### GIVEN REQUEST
Put the following records into a JSON list of strings, one string per line, leaving out blank lines.

### RECORDS FOR THE EXERCISE
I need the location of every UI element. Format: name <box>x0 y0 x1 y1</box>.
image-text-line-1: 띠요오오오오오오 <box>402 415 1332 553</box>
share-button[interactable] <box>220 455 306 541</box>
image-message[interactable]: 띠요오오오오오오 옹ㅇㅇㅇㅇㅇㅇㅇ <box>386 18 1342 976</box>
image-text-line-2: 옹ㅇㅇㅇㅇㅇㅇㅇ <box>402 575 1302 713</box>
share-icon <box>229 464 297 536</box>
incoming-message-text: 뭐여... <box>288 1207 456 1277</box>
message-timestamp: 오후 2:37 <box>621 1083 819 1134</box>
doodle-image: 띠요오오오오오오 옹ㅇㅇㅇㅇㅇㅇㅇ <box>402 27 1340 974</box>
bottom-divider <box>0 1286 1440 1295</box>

### SOLUTION TO THIS TASK
[
  "I need the location of every UI element. Format: name <box>x0 y0 x1 y1</box>.",
  "image-text-line-1: 띠요오오오오오오 <box>402 415 1332 553</box>",
  "share-button[interactable] <box>220 455 306 541</box>",
  "image-message[interactable]: 띠요오오오오오오 옹ㅇㅇㅇㅇㅇㅇㅇ <box>386 18 1342 976</box>",
  "image-text-line-2: 옹ㅇㅇㅇㅇㅇㅇㅇ <box>402 575 1302 713</box>",
  "share-icon <box>229 464 297 536</box>",
  "incoming-message-text: 뭐여... <box>288 1207 456 1277</box>",
  "message-timestamp: 오후 2:37 <box>621 1083 819 1134</box>",
  "doodle-image: 띠요오오오오오오 옹ㅇㅇㅇㅇㅇㅇㅇ <box>402 27 1340 974</box>",
  "bottom-divider <box>0 1286 1440 1295</box>"
]